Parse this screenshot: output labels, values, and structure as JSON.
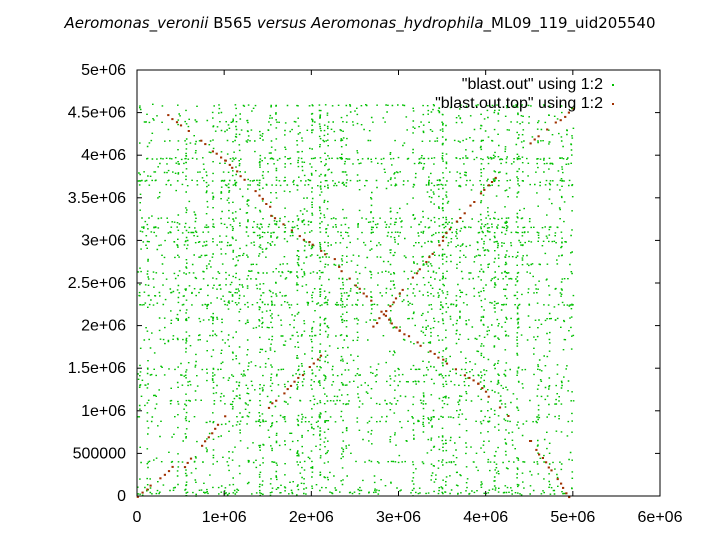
{
  "title": {
    "part1": "Aeromonas_veronii",
    "part2": " B565 ",
    "part3": " versus ",
    "part4": " Aeromonas_hydrophila",
    "part5": "_ML09_119_uid205540"
  },
  "chart_data": {
    "type": "scatter",
    "xlim": [
      0,
      6000000
    ],
    "ylim": [
      0,
      5000000
    ],
    "x_ticks": [
      {
        "value": 0,
        "label": "0"
      },
      {
        "value": 1000000,
        "label": "1e+06"
      },
      {
        "value": 2000000,
        "label": "2e+06"
      },
      {
        "value": 3000000,
        "label": "3e+06"
      },
      {
        "value": 4000000,
        "label": "4e+06"
      },
      {
        "value": 5000000,
        "label": "5e+06"
      },
      {
        "value": 6000000,
        "label": "6e+06"
      }
    ],
    "y_ticks": [
      {
        "value": 0,
        "label": "0"
      },
      {
        "value": 500000,
        "label": "500000"
      },
      {
        "value": 1000000,
        "label": "1e+06"
      },
      {
        "value": 1500000,
        "label": "1.5e+06"
      },
      {
        "value": 2000000,
        "label": "2e+06"
      },
      {
        "value": 2500000,
        "label": "2.5e+06"
      },
      {
        "value": 3000000,
        "label": "3e+06"
      },
      {
        "value": 3500000,
        "label": "3.5e+06"
      },
      {
        "value": 4000000,
        "label": "4e+06"
      },
      {
        "value": 4500000,
        "label": "4.5e+06"
      },
      {
        "value": 5000000,
        "label": "5e+06"
      }
    ],
    "legend_position": "top-right",
    "grid": false,
    "series": [
      {
        "name": "\"blast.out\" using 1:2",
        "color": "#00c000",
        "style": "points",
        "x_range": [
          0,
          5000000
        ],
        "y_range": [
          0,
          4600000
        ]
      },
      {
        "name": "\"blast.out.top\" using 1:2",
        "color": "#a03000",
        "style": "points",
        "segments": [
          {
            "x": [
              0,
              400000
            ],
            "y": [
              0,
              350000
            ]
          },
          {
            "x": [
              300000,
              1000000
            ],
            "y": [
              4520000,
              3950000
            ]
          },
          {
            "x": [
              1000000,
              1520000
            ],
            "y": [
              3950000,
              3400000
            ]
          },
          {
            "x": [
              1520000,
              2300000
            ],
            "y": [
              3300000,
              2750000
            ]
          },
          {
            "x": [
              2300000,
              3000000
            ],
            "y": [
              2700000,
              1950000
            ]
          },
          {
            "x": [
              3000000,
              3900000
            ],
            "y": [
              1950000,
              1330000
            ]
          },
          {
            "x": [
              3900000,
              4500000
            ],
            "y": [
              1330000,
              660000
            ]
          },
          {
            "x": [
              4500000,
              4950000
            ],
            "y": [
              660000,
              0
            ]
          },
          {
            "x": [
              500000,
              1000000
            ],
            "y": [
              300000,
              950000
            ]
          },
          {
            "x": [
              1500000,
              2100000
            ],
            "y": [
              1050000,
              1650000
            ]
          },
          {
            "x": [
              2700000,
              3500000
            ],
            "y": [
              2000000,
              3000000
            ]
          },
          {
            "x": [
              3500000,
              4100000
            ],
            "y": [
              3050000,
              3750000
            ]
          },
          {
            "x": [
              4500000,
              5000000
            ],
            "y": [
              4150000,
              4550000
            ]
          }
        ]
      }
    ]
  }
}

○ ○ ○ ○ ○

THE REQUEST: Repeat the data above exactly, but not the pictures.

SOLUTION TO THIS EXERCISE:
Parse this screenshot: output labels, values, and structure as JSON.
{
  "title": {
    "part1": "Aeromonas_veronii",
    "part2": " B565 ",
    "part3": " versus ",
    "part4": " Aeromonas_hydrophila",
    "part5": "_ML09_119_uid205540"
  },
  "chart_data": {
    "type": "scatter",
    "xlim": [
      0,
      6000000
    ],
    "ylim": [
      0,
      5000000
    ],
    "x_ticks": [
      {
        "value": 0,
        "label": "0"
      },
      {
        "value": 1000000,
        "label": "1e+06"
      },
      {
        "value": 2000000,
        "label": "2e+06"
      },
      {
        "value": 3000000,
        "label": "3e+06"
      },
      {
        "value": 4000000,
        "label": "4e+06"
      },
      {
        "value": 5000000,
        "label": "5e+06"
      },
      {
        "value": 6000000,
        "label": "6e+06"
      }
    ],
    "y_ticks": [
      {
        "value": 0,
        "label": "0"
      },
      {
        "value": 500000,
        "label": "500000"
      },
      {
        "value": 1000000,
        "label": "1e+06"
      },
      {
        "value": 1500000,
        "label": "1.5e+06"
      },
      {
        "value": 2000000,
        "label": "2e+06"
      },
      {
        "value": 2500000,
        "label": "2.5e+06"
      },
      {
        "value": 3000000,
        "label": "3e+06"
      },
      {
        "value": 3500000,
        "label": "3.5e+06"
      },
      {
        "value": 4000000,
        "label": "4e+06"
      },
      {
        "value": 4500000,
        "label": "4.5e+06"
      },
      {
        "value": 5000000,
        "label": "5e+06"
      }
    ],
    "legend_position": "top-right",
    "grid": false,
    "series": [
      {
        "name": "\"blast.out\" using 1:2",
        "color": "#00c000",
        "style": "points",
        "x_range": [
          0,
          5000000
        ],
        "y_range": [
          0,
          4600000
        ]
      },
      {
        "name": "\"blast.out.top\" using 1:2",
        "color": "#a03000",
        "style": "points",
        "segments": [
          {
            "x": [
              0,
              400000
            ],
            "y": [
              0,
              350000
            ]
          },
          {
            "x": [
              300000,
              1000000
            ],
            "y": [
              4520000,
              3950000
            ]
          },
          {
            "x": [
              1000000,
              1520000
            ],
            "y": [
              3950000,
              3400000
            ]
          },
          {
            "x": [
              1520000,
              2300000
            ],
            "y": [
              3300000,
              2750000
            ]
          },
          {
            "x": [
              2300000,
              3000000
            ],
            "y": [
              2700000,
              1950000
            ]
          },
          {
            "x": [
              3000000,
              3900000
            ],
            "y": [
              1950000,
              1330000
            ]
          },
          {
            "x": [
              3900000,
              4500000
            ],
            "y": [
              1330000,
              660000
            ]
          },
          {
            "x": [
              4500000,
              4950000
            ],
            "y": [
              660000,
              0
            ]
          },
          {
            "x": [
              500000,
              1000000
            ],
            "y": [
              300000,
              950000
            ]
          },
          {
            "x": [
              1500000,
              2100000
            ],
            "y": [
              1050000,
              1650000
            ]
          },
          {
            "x": [
              2700000,
              3500000
            ],
            "y": [
              2000000,
              3000000
            ]
          },
          {
            "x": [
              3500000,
              4100000
            ],
            "y": [
              3050000,
              3750000
            ]
          },
          {
            "x": [
              4500000,
              5000000
            ],
            "y": [
              4150000,
              4550000
            ]
          }
        ]
      }
    ]
  }
}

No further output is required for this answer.